> [PROVIDED RECORDS]:
-------

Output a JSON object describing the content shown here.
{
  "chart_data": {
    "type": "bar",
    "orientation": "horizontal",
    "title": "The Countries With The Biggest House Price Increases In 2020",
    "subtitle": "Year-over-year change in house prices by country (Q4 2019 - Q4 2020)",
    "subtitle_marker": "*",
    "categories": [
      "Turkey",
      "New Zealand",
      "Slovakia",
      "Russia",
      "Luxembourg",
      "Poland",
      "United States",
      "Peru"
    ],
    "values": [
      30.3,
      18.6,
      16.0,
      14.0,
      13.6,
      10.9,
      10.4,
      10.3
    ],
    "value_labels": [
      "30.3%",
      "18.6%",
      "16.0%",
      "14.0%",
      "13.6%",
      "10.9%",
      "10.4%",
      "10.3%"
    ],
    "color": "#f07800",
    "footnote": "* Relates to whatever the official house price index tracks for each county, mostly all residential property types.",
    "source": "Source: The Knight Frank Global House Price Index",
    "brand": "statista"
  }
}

-------

> [DIRECTION]:
Each line above is to be repeated exactly.

> [TASK RESULT]:
Output a JSON object describing the content shown here.
{
  "chart_data": {
    "type": "bar",
    "orientation": "horizontal",
    "title": "The Countries With The Biggest House Price Increases In 2020",
    "subtitle": "Year-over-year change in house prices by country (Q4 2019 - Q4 2020)",
    "subtitle_marker": "*",
    "categories": [
      "Turkey",
      "New Zealand",
      "Slovakia",
      "Russia",
      "Luxembourg",
      "Poland",
      "United States",
      "Peru"
    ],
    "values": [
      30.3,
      18.6,
      16.0,
      14.0,
      13.6,
      10.9,
      10.4,
      10.3
    ],
    "value_labels": [
      "30.3%",
      "18.6%",
      "16.0%",
      "14.0%",
      "13.6%",
      "10.9%",
      "10.4%",
      "10.3%"
    ],
    "color": "#f07800",
    "footnote": "* Relates to whatever the official house price index tracks for each county, mostly all residential property types.",
    "source": "Source: The Knight Frank Global House Price Index",
    "brand": "statista"
  }
}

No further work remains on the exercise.